Request.
Extract all data as written.

Records for this task.
● ● ● ● ● ● ●

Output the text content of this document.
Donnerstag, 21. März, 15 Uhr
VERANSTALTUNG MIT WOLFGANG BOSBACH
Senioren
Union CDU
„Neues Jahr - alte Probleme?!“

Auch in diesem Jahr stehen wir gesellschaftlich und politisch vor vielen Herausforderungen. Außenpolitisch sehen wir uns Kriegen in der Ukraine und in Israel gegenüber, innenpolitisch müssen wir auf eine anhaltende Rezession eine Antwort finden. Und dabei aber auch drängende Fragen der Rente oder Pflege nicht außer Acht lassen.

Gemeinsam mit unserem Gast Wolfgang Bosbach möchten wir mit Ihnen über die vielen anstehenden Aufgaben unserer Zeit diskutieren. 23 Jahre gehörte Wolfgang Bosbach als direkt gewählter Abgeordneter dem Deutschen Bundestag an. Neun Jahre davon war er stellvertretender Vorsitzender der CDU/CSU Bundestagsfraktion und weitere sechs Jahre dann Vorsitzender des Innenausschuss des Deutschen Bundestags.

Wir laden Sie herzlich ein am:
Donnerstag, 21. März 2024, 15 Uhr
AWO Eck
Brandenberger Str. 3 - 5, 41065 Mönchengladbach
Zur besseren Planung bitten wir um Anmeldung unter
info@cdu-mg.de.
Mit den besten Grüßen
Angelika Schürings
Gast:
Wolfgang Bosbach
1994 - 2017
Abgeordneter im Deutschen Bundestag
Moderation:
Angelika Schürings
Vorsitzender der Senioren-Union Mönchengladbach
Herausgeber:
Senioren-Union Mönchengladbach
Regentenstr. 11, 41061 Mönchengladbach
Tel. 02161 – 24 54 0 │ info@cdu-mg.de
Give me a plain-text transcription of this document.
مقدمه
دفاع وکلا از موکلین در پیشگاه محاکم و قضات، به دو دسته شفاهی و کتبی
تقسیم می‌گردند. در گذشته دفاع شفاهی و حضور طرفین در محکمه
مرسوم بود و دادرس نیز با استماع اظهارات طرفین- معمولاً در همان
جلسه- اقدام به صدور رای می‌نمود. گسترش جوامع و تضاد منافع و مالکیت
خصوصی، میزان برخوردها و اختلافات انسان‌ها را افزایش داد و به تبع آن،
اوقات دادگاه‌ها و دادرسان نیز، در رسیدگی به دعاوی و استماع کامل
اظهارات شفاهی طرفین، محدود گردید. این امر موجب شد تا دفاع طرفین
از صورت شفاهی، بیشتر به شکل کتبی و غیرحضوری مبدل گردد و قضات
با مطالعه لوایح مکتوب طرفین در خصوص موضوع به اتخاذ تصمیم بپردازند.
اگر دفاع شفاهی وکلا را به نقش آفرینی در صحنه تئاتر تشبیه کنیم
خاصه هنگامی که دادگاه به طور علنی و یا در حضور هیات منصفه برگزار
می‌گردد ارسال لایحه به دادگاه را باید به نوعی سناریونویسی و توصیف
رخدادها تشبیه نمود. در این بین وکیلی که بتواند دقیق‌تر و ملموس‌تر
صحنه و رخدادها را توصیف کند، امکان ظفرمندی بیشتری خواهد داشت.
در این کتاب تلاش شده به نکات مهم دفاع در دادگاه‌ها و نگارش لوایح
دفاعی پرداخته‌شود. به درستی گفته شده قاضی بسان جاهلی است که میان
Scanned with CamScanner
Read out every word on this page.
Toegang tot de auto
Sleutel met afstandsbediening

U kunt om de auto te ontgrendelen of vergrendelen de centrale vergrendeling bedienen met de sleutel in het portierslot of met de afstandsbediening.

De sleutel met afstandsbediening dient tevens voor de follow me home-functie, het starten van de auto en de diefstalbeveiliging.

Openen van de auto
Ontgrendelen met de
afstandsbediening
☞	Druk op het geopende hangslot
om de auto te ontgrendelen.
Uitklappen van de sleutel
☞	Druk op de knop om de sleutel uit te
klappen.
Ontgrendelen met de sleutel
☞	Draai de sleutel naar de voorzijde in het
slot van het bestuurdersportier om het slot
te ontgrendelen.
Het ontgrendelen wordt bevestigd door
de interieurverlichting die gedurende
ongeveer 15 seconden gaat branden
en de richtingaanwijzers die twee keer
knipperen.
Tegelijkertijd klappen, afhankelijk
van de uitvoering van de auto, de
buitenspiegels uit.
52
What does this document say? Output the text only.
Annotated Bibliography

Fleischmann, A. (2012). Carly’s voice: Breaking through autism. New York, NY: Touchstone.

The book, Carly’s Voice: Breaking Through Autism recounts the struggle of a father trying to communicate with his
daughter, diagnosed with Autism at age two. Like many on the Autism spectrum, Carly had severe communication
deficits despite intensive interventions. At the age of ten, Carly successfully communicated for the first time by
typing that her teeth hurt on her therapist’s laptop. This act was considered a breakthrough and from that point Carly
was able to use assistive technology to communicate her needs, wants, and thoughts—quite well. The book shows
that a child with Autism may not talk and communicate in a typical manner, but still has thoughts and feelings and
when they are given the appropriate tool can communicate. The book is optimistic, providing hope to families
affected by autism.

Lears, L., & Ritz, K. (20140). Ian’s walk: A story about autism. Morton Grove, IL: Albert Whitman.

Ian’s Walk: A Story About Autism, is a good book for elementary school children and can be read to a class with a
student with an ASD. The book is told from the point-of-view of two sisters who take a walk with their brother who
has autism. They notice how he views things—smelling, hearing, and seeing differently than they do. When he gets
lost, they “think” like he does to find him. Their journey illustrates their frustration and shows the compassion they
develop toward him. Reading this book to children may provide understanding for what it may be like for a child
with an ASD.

● ● ● ● ● ● ●

Exercise output.
Output the text content of this document.
Donnerstag, 21. März, 15 Uhr
VERANSTALTUNG MIT WOLFGANG BOSBACH
Senioren
Union CDU
„Neues Jahr - alte Probleme?!“

Auch in diesem Jahr stehen wir gesellschaftlich und politisch vor vielen Herausforderungen. Außenpolitisch sehen wir uns Kriegen in der Ukraine und in Israel gegenüber, innenpolitisch müssen wir auf eine anhaltende Rezession eine Antwort finden. Und dabei aber auch drängende Fragen der Rente oder Pflege nicht außer Acht lassen.

Gemeinsam mit unserem Gast Wolfgang Bosbach möchten wir mit Ihnen über die vielen anstehenden Aufgaben unserer Zeit diskutieren. 23 Jahre gehörte Wolfgang Bosbach als direkt gewählter Abgeordneter dem Deutschen Bundestag an. Neun Jahre davon war er stellvertretender Vorsitzender der CDU/CSU Bundestagsfraktion und weitere sechs Jahre dann Vorsitzender des Innenausschuss des Deutschen Bundestags.

Wir laden Sie herzlich ein am:
Donnerstag, 21. März 2024, 15 Uhr
AWO Eck
Brandenberger Str. 3 - 5, 41065 Mönchengladbach
Zur besseren Planung bitten wir um Anmeldung unter
info@cdu-mg.de.
Mit den besten Grüßen
Angelika Schürings
Gast:
Wolfgang Bosbach
1994 - 2017
Abgeordneter im Deutschen Bundestag
Moderation:
Angelika Schürings
Vorsitzender der Senioren-Union Mönchengladbach
Herausgeber:
Senioren-Union Mönchengladbach
Regentenstr. 11, 41061 Mönchengladbach
Tel. 02161 – 24 54 0 │ info@cdu-mg.de
Give me a plain-text transcription of this document.
مقدمه
دفاع وکلا از موکلین در پیشگاه محاکم و قضات، به دو دسته شفاهی و کتبی
تقسیم می‌گردند. در گذشته دفاع شفاهی و حضور طرفین در محکمه
مرسوم بود و دادرس نیز با استماع اظهارات طرفین- معمولاً در همان
جلسه- اقدام به صدور رای می‌نمود. گسترش جوامع و تضاد منافع و مالکیت
خصوصی، میزان برخوردها و اختلافات انسان‌ها را افزایش داد و به تبع آن،
اوقات دادگاه‌ها و دادرسان نیز، در رسیدگی به دعاوی و استماع کامل
اظهارات شفاهی طرفین، محدود گردید. این امر موجب شد تا دفاع طرفین
از صورت شفاهی، بیشتر به شکل کتبی و غیرحضوری مبدل گردد و قضات
با مطالعه لوایح مکتوب طرفین در خصوص موضوع به اتخاذ تصمیم بپردازند.
اگر دفاع شفاهی وکلا را به نقش آفرینی در صحنه تئاتر تشبیه کنیم
خاصه هنگامی که دادگاه به طور علنی و یا در حضور هیات منصفه برگزار
می‌گردد ارسال لایحه به دادگاه را باید به نوعی سناریونویسی و توصیف
رخدادها تشبیه نمود. در این بین وکیلی که بتواند دقیق‌تر و ملموس‌تر
صحنه و رخدادها را توصیف کند، امکان ظفرمندی بیشتری خواهد داشت.
در این کتاب تلاش شده به نکات مهم دفاع در دادگاه‌ها و نگارش لوایح
دفاعی پرداخته‌شود. به درستی گفته شده قاضی بسان جاهلی است که میان
Scanned with CamScanner
Read out every word on this page.
Toegang tot de auto
Sleutel met afstandsbediening

U kunt om de auto te ontgrendelen of vergrendelen de centrale vergrendeling bedienen met de sleutel in het portierslot of met de afstandsbediening.

De sleutel met afstandsbediening dient tevens voor de follow me home-functie, het starten van de auto en de diefstalbeveiliging.

Openen van de auto
Ontgrendelen met de
afstandsbediening
☞	Druk op het geopende hangslot
om de auto te ontgrendelen.
Uitklappen van de sleutel
☞	Druk op de knop om de sleutel uit te
klappen.
Ontgrendelen met de sleutel
☞	Draai de sleutel naar de voorzijde in het
slot van het bestuurdersportier om het slot
te ontgrendelen.
Het ontgrendelen wordt bevestigd door
de interieurverlichting die gedurende
ongeveer 15 seconden gaat branden
en de richtingaanwijzers die twee keer
knipperen.
Tegelijkertijd klappen, afhankelijk
van de uitvoering van de auto, de
buitenspiegels uit.
52
What does this document say? Output the text only.
Annotated Bibliography

Fleischmann, A. (2012). Carly’s voice: Breaking through autism. New York, NY: Touchstone.

The book, Carly’s Voice: Breaking Through Autism recounts the struggle of a father trying to communicate with his
daughter, diagnosed with Autism at age two. Like many on the Autism spectrum, Carly had severe communication
deficits despite intensive interventions. At the age of ten, Carly successfully communicated for the first time by
typing that her teeth hurt on her therapist’s laptop. This act was considered a breakthrough and from that point Carly
was able to use assistive technology to communicate her needs, wants, and thoughts—quite well. The book shows
that a child with Autism may not talk and communicate in a typical manner, but still has thoughts and feelings and
when they are given the appropriate tool can communicate. The book is optimistic, providing hope to families
affected by autism.

Lears, L., & Ritz, K. (20140). Ian’s walk: A story about autism. Morton Grove, IL: Albert Whitman.

Ian’s Walk: A Story About Autism, is a good book for elementary school children and can be read to a class with a
student with an ASD. The book is told from the point-of-view of two sisters who take a walk with their brother who
has autism. They notice how he views things—smelling, hearing, and seeing differently than they do. When he gets
lost, they “think” like he does to find him. Their journey illustrates their frustration and shows the compassion they
develop toward him. Reading this book to children may provide understanding for what it may be like for a child
with an ASD.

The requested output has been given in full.